• Work to be completed:
Without skipping anything, write out each record below exactly.
----- Dataset content
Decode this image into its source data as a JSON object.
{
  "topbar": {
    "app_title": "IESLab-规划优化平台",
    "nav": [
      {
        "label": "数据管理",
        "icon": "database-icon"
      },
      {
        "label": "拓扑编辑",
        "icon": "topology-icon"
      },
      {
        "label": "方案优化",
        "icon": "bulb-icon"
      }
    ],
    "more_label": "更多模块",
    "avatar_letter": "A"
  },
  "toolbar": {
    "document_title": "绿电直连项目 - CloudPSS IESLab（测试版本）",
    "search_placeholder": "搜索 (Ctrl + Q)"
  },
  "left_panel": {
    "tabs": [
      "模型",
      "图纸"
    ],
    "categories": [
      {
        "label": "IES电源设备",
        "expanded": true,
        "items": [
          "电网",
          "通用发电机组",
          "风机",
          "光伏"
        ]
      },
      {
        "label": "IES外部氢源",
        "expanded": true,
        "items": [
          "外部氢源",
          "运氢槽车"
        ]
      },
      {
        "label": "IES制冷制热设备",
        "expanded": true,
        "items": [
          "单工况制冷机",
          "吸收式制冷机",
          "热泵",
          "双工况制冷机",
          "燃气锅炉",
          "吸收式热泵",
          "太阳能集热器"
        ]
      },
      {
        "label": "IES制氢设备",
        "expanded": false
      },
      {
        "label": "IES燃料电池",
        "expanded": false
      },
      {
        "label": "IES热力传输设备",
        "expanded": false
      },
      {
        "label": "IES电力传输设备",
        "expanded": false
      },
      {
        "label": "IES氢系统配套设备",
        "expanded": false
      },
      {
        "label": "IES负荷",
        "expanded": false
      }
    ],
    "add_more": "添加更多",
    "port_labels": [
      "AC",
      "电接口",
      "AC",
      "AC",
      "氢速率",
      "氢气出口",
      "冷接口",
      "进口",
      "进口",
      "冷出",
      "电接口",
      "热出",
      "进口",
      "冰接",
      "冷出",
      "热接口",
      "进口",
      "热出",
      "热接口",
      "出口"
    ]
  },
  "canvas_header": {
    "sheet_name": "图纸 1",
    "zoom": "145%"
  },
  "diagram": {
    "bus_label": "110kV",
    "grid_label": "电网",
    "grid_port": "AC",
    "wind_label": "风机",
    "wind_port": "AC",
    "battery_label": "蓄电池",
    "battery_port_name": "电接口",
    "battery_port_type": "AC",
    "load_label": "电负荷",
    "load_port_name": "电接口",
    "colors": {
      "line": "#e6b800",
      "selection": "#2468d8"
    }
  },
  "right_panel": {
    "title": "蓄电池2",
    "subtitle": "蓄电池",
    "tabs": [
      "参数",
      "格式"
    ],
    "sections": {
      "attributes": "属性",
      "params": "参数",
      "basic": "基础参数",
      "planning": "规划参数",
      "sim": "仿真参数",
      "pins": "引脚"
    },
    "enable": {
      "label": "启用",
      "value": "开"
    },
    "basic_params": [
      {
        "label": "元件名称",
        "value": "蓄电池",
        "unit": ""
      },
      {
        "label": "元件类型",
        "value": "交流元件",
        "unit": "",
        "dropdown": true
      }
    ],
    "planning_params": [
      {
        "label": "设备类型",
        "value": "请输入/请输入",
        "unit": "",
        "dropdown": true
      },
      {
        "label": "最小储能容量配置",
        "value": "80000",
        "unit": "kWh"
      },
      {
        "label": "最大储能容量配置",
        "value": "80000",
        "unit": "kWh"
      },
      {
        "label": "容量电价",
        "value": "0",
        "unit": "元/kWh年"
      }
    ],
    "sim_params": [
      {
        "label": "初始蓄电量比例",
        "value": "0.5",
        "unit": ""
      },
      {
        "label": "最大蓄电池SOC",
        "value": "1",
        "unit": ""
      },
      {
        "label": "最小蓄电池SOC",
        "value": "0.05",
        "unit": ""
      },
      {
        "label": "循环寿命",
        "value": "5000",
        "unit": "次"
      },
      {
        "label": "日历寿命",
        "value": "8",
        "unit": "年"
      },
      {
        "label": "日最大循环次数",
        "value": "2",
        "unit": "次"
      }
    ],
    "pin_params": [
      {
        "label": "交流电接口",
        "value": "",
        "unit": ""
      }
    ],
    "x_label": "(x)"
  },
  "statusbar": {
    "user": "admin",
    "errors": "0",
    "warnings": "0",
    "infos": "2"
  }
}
----------
• Result of this task:
Decode this image into its source data as a JSON object.
{
  "topbar": {
    "app_title": "IESLab-规划优化平台",
    "nav": [
      {
        "label": "数据管理",
        "icon": "database-icon"
      },
      {
        "label": "拓扑编辑",
        "icon": "topology-icon"
      },
      {
        "label": "方案优化",
        "icon": "bulb-icon"
      }
    ],
    "more_label": "更多模块",
    "avatar_letter": "A"
  },
  "toolbar": {
    "document_title": "绿电直连项目 - CloudPSS IESLab（测试版本）",
    "search_placeholder": "搜索 (Ctrl + Q)"
  },
  "left_panel": {
    "tabs": [
      "模型",
      "图纸"
    ],
    "categories": [
      {
        "label": "IES电源设备",
        "expanded": true,
        "items": [
          "电网",
          "通用发电机组",
          "风机",
          "光伏"
        ]
      },
      {
        "label": "IES外部氢源",
        "expanded": true,
        "items": [
          "外部氢源",
          "运氢槽车"
        ]
      },
      {
        "label": "IES制冷制热设备",
        "expanded": true,
        "items": [
          "单工况制冷机",
          "吸收式制冷机",
          "热泵",
          "双工况制冷机",
          "燃气锅炉",
          "吸收式热泵",
          "太阳能集热器"
        ]
      },
      {
        "label": "IES制氢设备",
        "expanded": false
      },
      {
        "label": "IES燃料电池",
        "expanded": false
      },
      {
        "label": "IES热力传输设备",
        "expanded": false
      },
      {
        "label": "IES电力传输设备",
        "expanded": false
      },
      {
        "label": "IES氢系统配套设备",
        "expanded": false
      },
      {
        "label": "IES负荷",
        "expanded": false
      }
    ],
    "add_more": "添加更多",
    "port_labels": [
      "AC",
      "电接口",
      "AC",
      "AC",
      "氢速率",
      "氢气出口",
      "冷接口",
      "进口",
      "进口",
      "冷出",
      "电接口",
      "热出",
      "进口",
      "冰接",
      "冷出",
      "热接口",
      "进口",
      "热出",
      "热接口",
      "出口"
    ]
  },
  "canvas_header": {
    "sheet_name": "图纸 1",
    "zoom": "145%"
  },
  "diagram": {
    "bus_label": "110kV",
    "grid_label": "电网",
    "grid_port": "AC",
    "wind_label": "风机",
    "wind_port": "AC",
    "battery_label": "蓄电池",
    "battery_port_name": "电接口",
    "battery_port_type": "AC",
    "load_label": "电负荷",
    "load_port_name": "电接口",
    "colors": {
      "line": "#e6b800",
      "selection": "#2468d8"
    }
  },
  "right_panel": {
    "title": "蓄电池2",
    "subtitle": "蓄电池",
    "tabs": [
      "参数",
      "格式"
    ],
    "sections": {
      "attributes": "属性",
      "params": "参数",
      "basic": "基础参数",
      "planning": "规划参数",
      "sim": "仿真参数",
      "pins": "引脚"
    },
    "enable": {
      "label": "启用",
      "value": "开"
    },
    "basic_params": [
      {
        "label": "元件名称",
        "value": "蓄电池",
        "unit": ""
      },
      {
        "label": "元件类型",
        "value": "交流元件",
        "unit": "",
        "dropdown": true
      }
    ],
    "planning_params": [
      {
        "label": "设备类型",
        "value": "请输入/请输入",
        "unit": "",
        "dropdown": true
      },
      {
        "label": "最小储能容量配置",
        "value": "80000",
        "unit": "kWh"
      },
      {
        "label": "最大储能容量配置",
        "value": "80000",
        "unit": "kWh"
      },
      {
        "label": "容量电价",
        "value": "0",
        "unit": "元/kWh年"
      }
    ],
    "sim_params": [
      {
        "label": "初始蓄电量比例",
        "value": "0.5",
        "unit": ""
      },
      {
        "label": "最大蓄电池SOC",
        "value": "1",
        "unit": ""
      },
      {
        "label": "最小蓄电池SOC",
        "value": "0.05",
        "unit": ""
      },
      {
        "label": "循环寿命",
        "value": "5000",
        "unit": "次"
      },
      {
        "label": "日历寿命",
        "value": "8",
        "unit": "年"
      },
      {
        "label": "日最大循环次数",
        "value": "2",
        "unit": "次"
      }
    ],
    "pin_params": [
      {
        "label": "交流电接口",
        "value": "",
        "unit": ""
      }
    ],
    "x_label": "(x)"
  },
  "statusbar": {
    "user": "admin",
    "errors": "0",
    "warnings": "0",
    "infos": "2"
  }
}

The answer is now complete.